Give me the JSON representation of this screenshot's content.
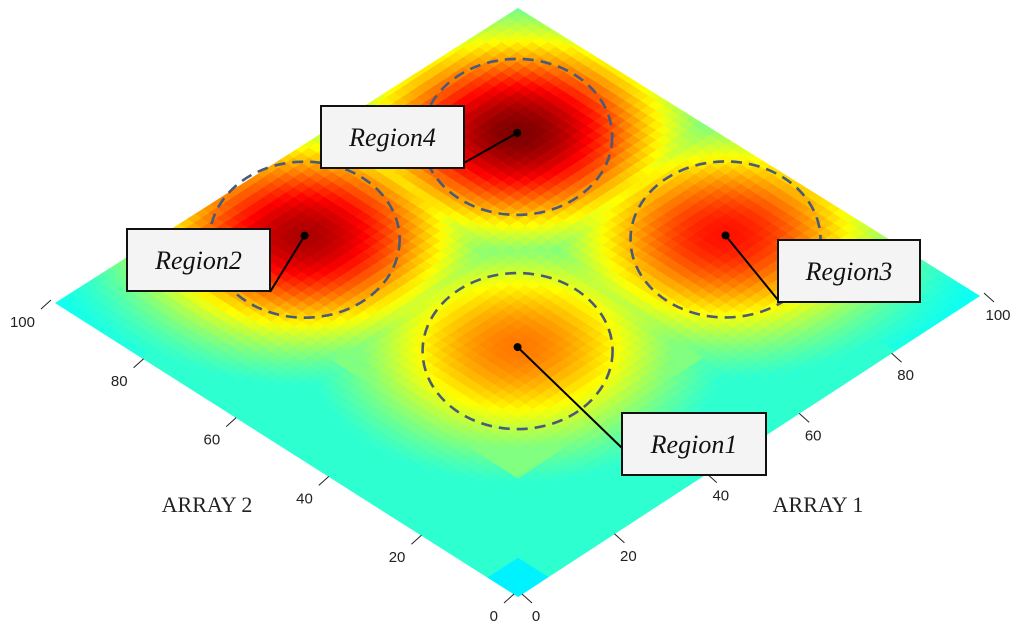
{
  "chart_data": {
    "type": "heatmap",
    "title": "",
    "x_axis": {
      "label": "ARRAY 1",
      "range": [
        0,
        100
      ],
      "ticks": [
        0,
        20,
        40,
        60,
        80,
        100
      ]
    },
    "y_axis": {
      "label": "ARRAY 2",
      "range": [
        0,
        100
      ],
      "ticks": [
        0,
        20,
        40,
        60,
        80,
        100
      ]
    },
    "colormap": "jet",
    "grid": false,
    "regions": [
      {
        "name": "Region1",
        "x": 42,
        "y": 42,
        "radius": 17,
        "peak": 0.62
      },
      {
        "name": "Region2",
        "x": 38,
        "y": 84,
        "radius": 17,
        "peak": 0.93
      },
      {
        "name": "Region3",
        "x": 83,
        "y": 38,
        "radius": 17,
        "peak": 0.78
      },
      {
        "name": "Region4",
        "x": 78,
        "y": 78,
        "radius": 17,
        "peak": 1.0
      }
    ]
  }
}
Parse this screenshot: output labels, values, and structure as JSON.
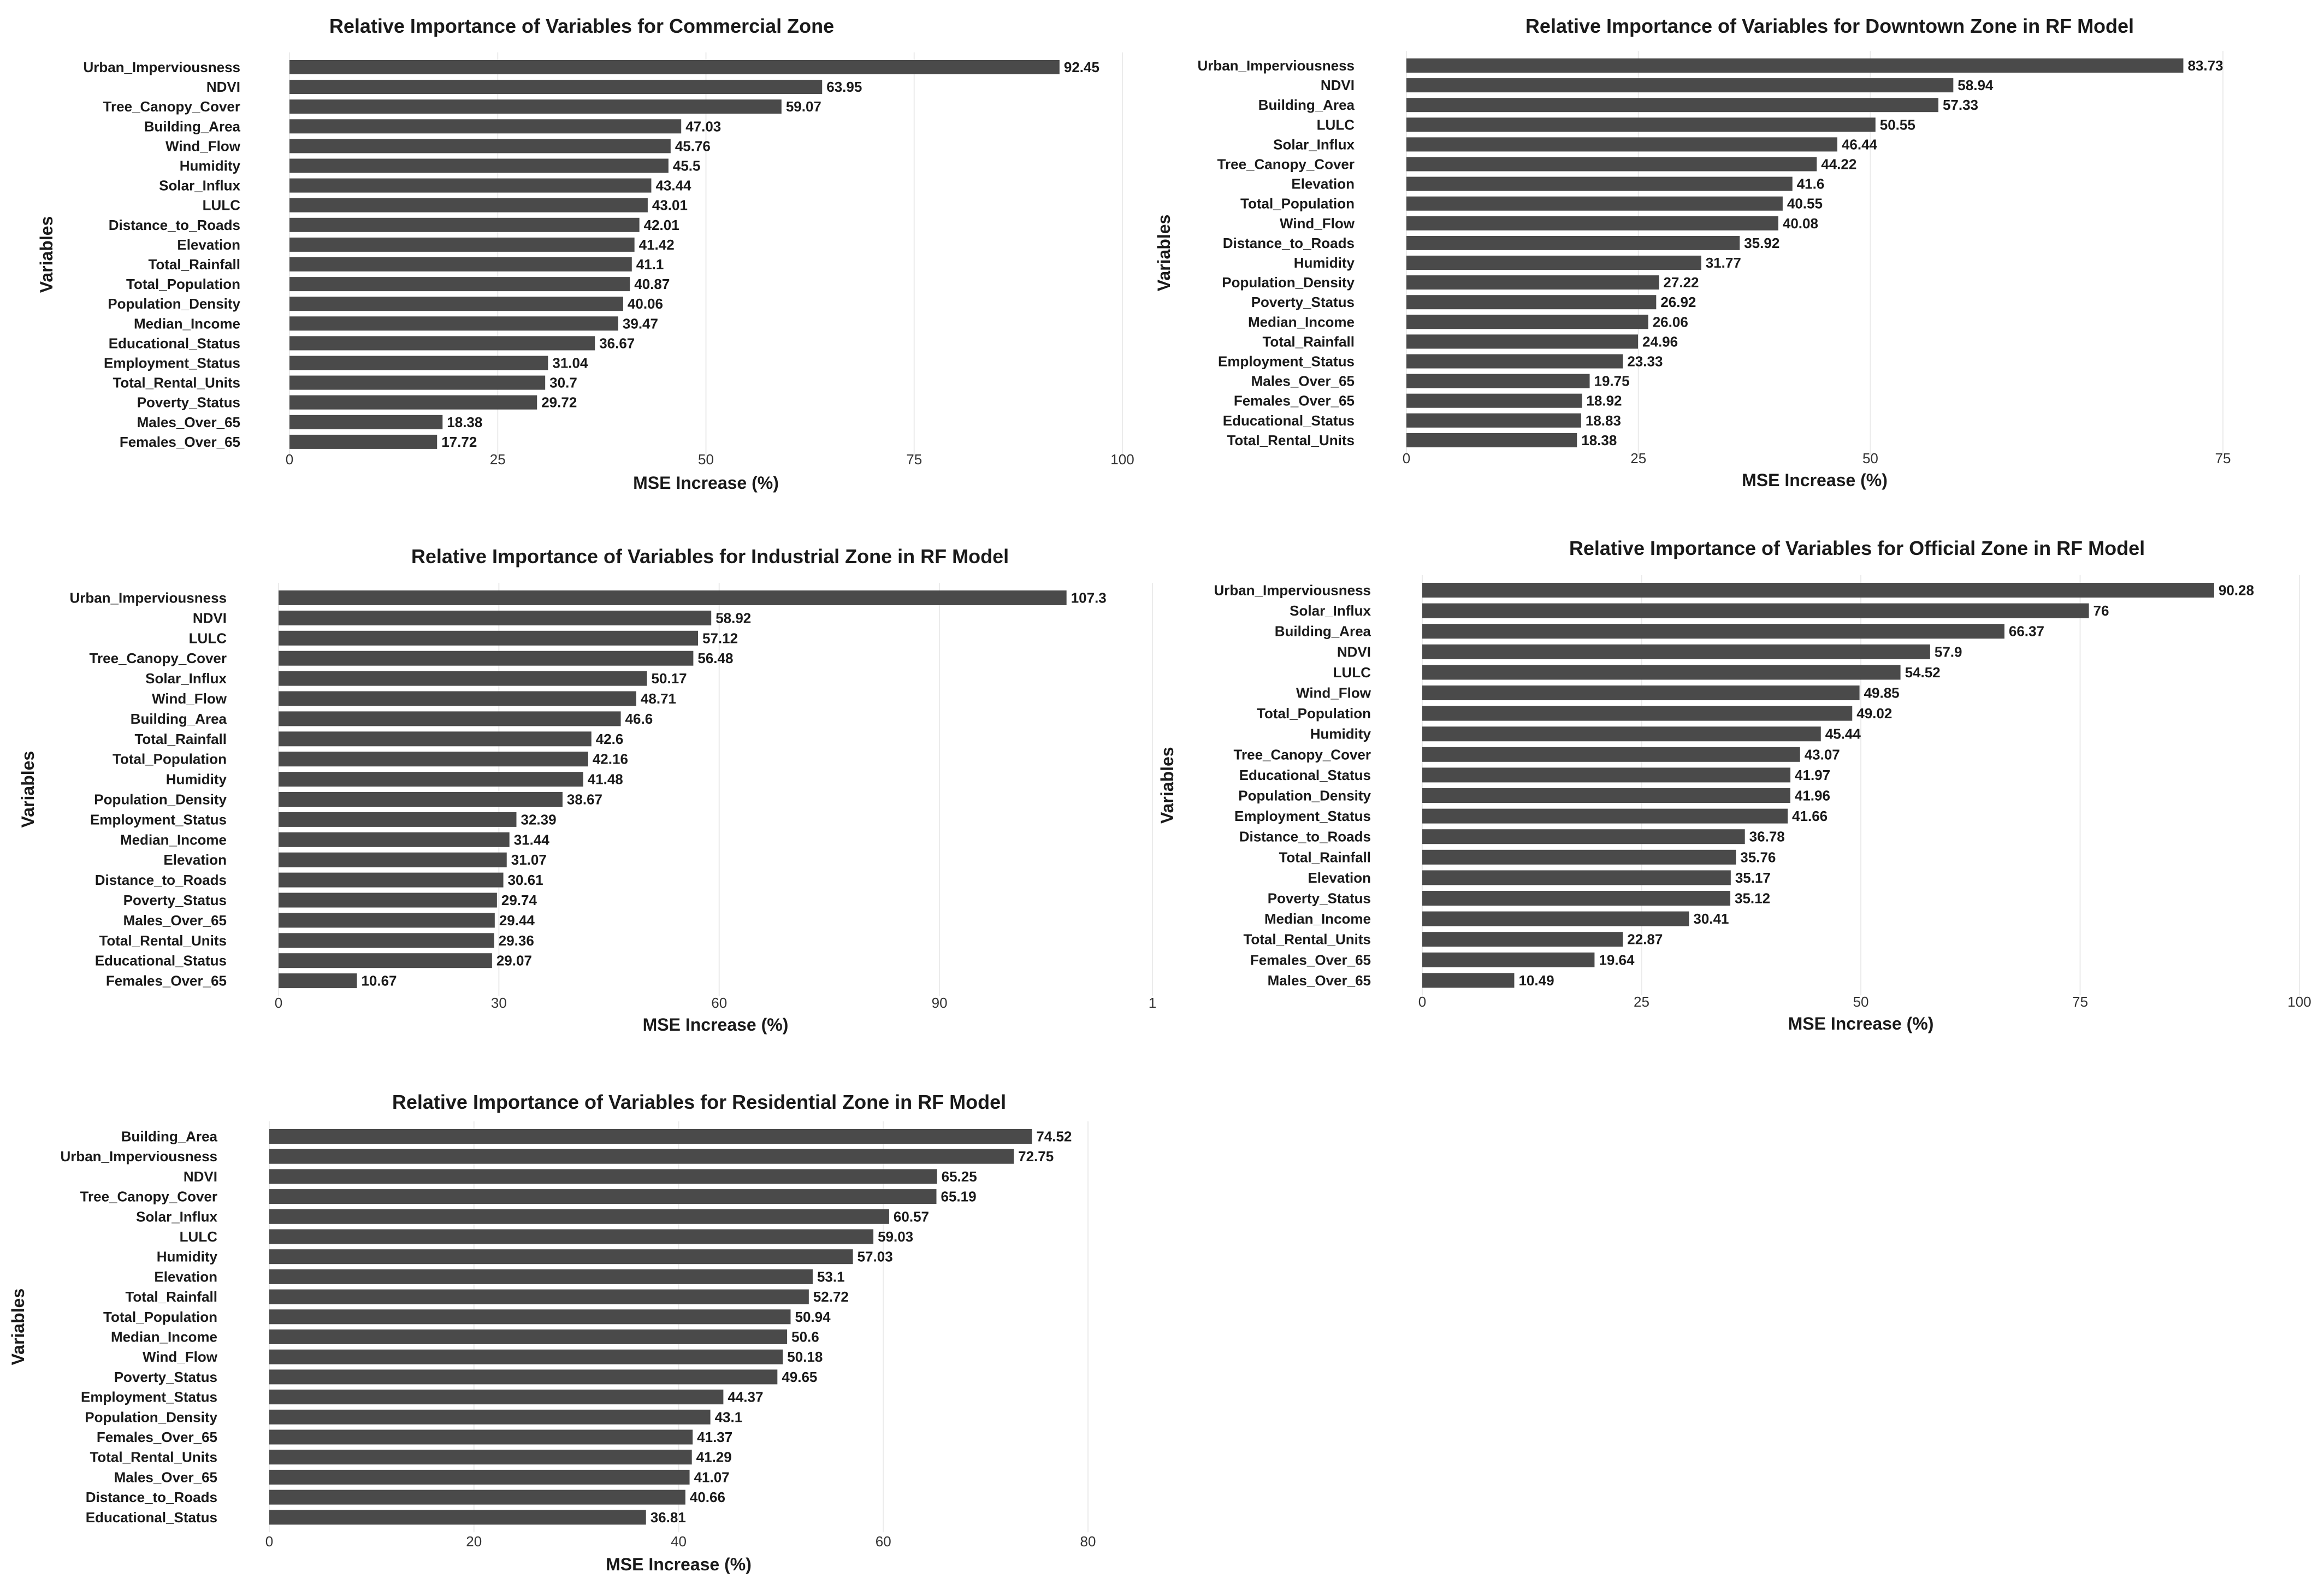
{
  "chart_data": [
    {
      "type": "bar",
      "orientation": "horizontal",
      "title": "Relative Importance of Variables for Commercial Zone",
      "xlabel": "MSE Increase (%)",
      "ylabel": "Variables",
      "xlim": [
        0,
        100
      ],
      "xticks": [
        "0",
        "25",
        "50",
        "75",
        "100"
      ],
      "grid": true,
      "categories": [
        "Urban_Imperviousness",
        "NDVI",
        "Tree_Canopy_Cover",
        "Building_Area",
        "Wind_Flow",
        "Humidity",
        "Solar_Influx",
        "LULC",
        "Distance_to_Roads",
        "Elevation",
        "Total_Rainfall",
        "Total_Population",
        "Population_Density",
        "Median_Income",
        "Educational_Status",
        "Employment_Status",
        "Total_Rental_Units",
        "Poverty_Status",
        "Males_Over_65",
        "Females_Over_65"
      ],
      "values": [
        92.45,
        63.95,
        59.07,
        47.03,
        45.76,
        45.5,
        43.44,
        43.01,
        42.01,
        41.42,
        41.1,
        40.87,
        40.06,
        39.47,
        36.67,
        31.04,
        30.7,
        29.72,
        18.38,
        17.72
      ],
      "value_labels": [
        "92.45",
        "63.95",
        "59.07",
        "47.03",
        "45.76",
        "45.5",
        "43.44",
        "43.01",
        "42.01",
        "41.42",
        "41.1",
        "40.87",
        "40.06",
        "39.47",
        "36.67",
        "31.04",
        "30.7",
        "29.72",
        "18.38",
        "17.72"
      ]
    },
    {
      "type": "bar",
      "orientation": "horizontal",
      "title": "Relative Importance of Variables for Downtown Zone in RF Model",
      "xlabel": "MSE Increase (%)",
      "ylabel": "Variables",
      "xlim": [
        0,
        88
      ],
      "xticks": [
        "0",
        "25",
        "50",
        "75"
      ],
      "grid": true,
      "categories": [
        "Urban_Imperviousness",
        "NDVI",
        "Building_Area",
        "LULC",
        "Solar_Influx",
        "Tree_Canopy_Cover",
        "Elevation",
        "Total_Population",
        "Wind_Flow",
        "Distance_to_Roads",
        "Humidity",
        "Population_Density",
        "Poverty_Status",
        "Median_Income",
        "Total_Rainfall",
        "Employment_Status",
        "Males_Over_65",
        "Females_Over_65",
        "Educational_Status",
        "Total_Rental_Units"
      ],
      "values": [
        83.73,
        58.94,
        57.33,
        50.55,
        46.44,
        44.22,
        41.6,
        40.55,
        40.08,
        35.92,
        31.77,
        27.22,
        26.92,
        26.06,
        24.96,
        23.33,
        19.75,
        18.92,
        18.83,
        18.38
      ],
      "value_labels": [
        "83.73",
        "58.94",
        "57.33",
        "50.55",
        "46.44",
        "44.22",
        "41.6",
        "40.55",
        "40.08",
        "35.92",
        "31.77",
        "27.22",
        "26.92",
        "26.06",
        "24.96",
        "23.33",
        "19.75",
        "18.92",
        "18.83",
        "18.38"
      ]
    },
    {
      "type": "bar",
      "orientation": "horizontal",
      "title": "Relative Importance of Variables for Industrial Zone in RF Model",
      "xlabel": "MSE Increase (%)",
      "ylabel": "Variables",
      "xlim": [
        0,
        119
      ],
      "xticks": [
        "0",
        "30",
        "60",
        "90",
        "1"
      ],
      "grid": true,
      "categories": [
        "Urban_Imperviousness",
        "NDVI",
        "LULC",
        "Tree_Canopy_Cover",
        "Solar_Influx",
        "Wind_Flow",
        "Building_Area",
        "Total_Rainfall",
        "Total_Population",
        "Humidity",
        "Population_Density",
        "Employment_Status",
        "Median_Income",
        "Elevation",
        "Distance_to_Roads",
        "Poverty_Status",
        "Males_Over_65",
        "Total_Rental_Units",
        "Educational_Status",
        "Females_Over_65"
      ],
      "values": [
        107.3,
        58.92,
        57.12,
        56.48,
        50.17,
        48.71,
        46.6,
        42.6,
        42.16,
        41.48,
        38.67,
        32.39,
        31.44,
        31.07,
        30.61,
        29.74,
        29.44,
        29.36,
        29.07,
        10.67
      ],
      "value_labels": [
        "107.3",
        "58.92",
        "57.12",
        "56.48",
        "50.17",
        "48.71",
        "46.6",
        "42.6",
        "42.16",
        "41.48",
        "38.67",
        "32.39",
        "31.44",
        "31.07",
        "30.61",
        "29.74",
        "29.44",
        "29.36",
        "29.07",
        "10.67"
      ]
    },
    {
      "type": "bar",
      "orientation": "horizontal",
      "title": "Relative Importance of Variables for Official Zone in RF Model",
      "xlabel": "MSE Increase (%)",
      "ylabel": "Variables",
      "xlim": [
        0,
        100
      ],
      "xticks": [
        "0",
        "25",
        "50",
        "75",
        "100"
      ],
      "grid": true,
      "categories": [
        "Urban_Imperviousness",
        "Solar_Influx",
        "Building_Area",
        "NDVI",
        "LULC",
        "Wind_Flow",
        "Total_Population",
        "Humidity",
        "Tree_Canopy_Cover",
        "Educational_Status",
        "Population_Density",
        "Employment_Status",
        "Distance_to_Roads",
        "Total_Rainfall",
        "Elevation",
        "Poverty_Status",
        "Median_Income",
        "Total_Rental_Units",
        "Females_Over_65",
        "Males_Over_65"
      ],
      "values": [
        90.28,
        76,
        66.37,
        57.9,
        54.52,
        49.85,
        49.02,
        45.44,
        43.07,
        41.97,
        41.96,
        41.66,
        36.78,
        35.76,
        35.17,
        35.12,
        30.41,
        22.87,
        19.64,
        10.49
      ],
      "value_labels": [
        "90.28",
        "76",
        "66.37",
        "57.9",
        "54.52",
        "49.85",
        "49.02",
        "45.44",
        "43.07",
        "41.97",
        "41.96",
        "41.66",
        "36.78",
        "35.76",
        "35.17",
        "35.12",
        "30.41",
        "22.87",
        "19.64",
        "10.49"
      ]
    },
    {
      "type": "bar",
      "orientation": "horizontal",
      "title": "Relative Importance of Variables for Residential Zone in RF Model",
      "xlabel": "MSE Increase (%)",
      "ylabel": "Variables",
      "xlim": [
        0,
        80
      ],
      "xticks": [
        "0",
        "20",
        "40",
        "60",
        "80"
      ],
      "grid": true,
      "categories": [
        "Building_Area",
        "Urban_Imperviousness",
        "NDVI",
        "Tree_Canopy_Cover",
        "Solar_Influx",
        "LULC",
        "Humidity",
        "Elevation",
        "Total_Rainfall",
        "Total_Population",
        "Median_Income",
        "Wind_Flow",
        "Poverty_Status",
        "Employment_Status",
        "Population_Density",
        "Females_Over_65",
        "Total_Rental_Units",
        "Males_Over_65",
        "Distance_to_Roads",
        "Educational_Status"
      ],
      "values": [
        74.52,
        72.75,
        65.25,
        65.19,
        60.57,
        59.03,
        57.03,
        53.1,
        52.72,
        50.94,
        50.6,
        50.18,
        49.65,
        44.37,
        43.1,
        41.37,
        41.29,
        41.07,
        40.66,
        36.81
      ],
      "value_labels": [
        "74.52",
        "72.75",
        "65.25",
        "65.19",
        "60.57",
        "59.03",
        "57.03",
        "53.1",
        "52.72",
        "50.94",
        "50.6",
        "50.18",
        "49.65",
        "44.37",
        "43.1",
        "41.37",
        "41.29",
        "41.07",
        "40.66",
        "36.81"
      ]
    }
  ]
}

◆ STATED TASK
Show every line of the listing in which the string "JSON" can be found.

◆ RESPONSE
Give me the JSON representation of this screenshot's content.
Parse this screenshot: output labels, values, and structure as JSON.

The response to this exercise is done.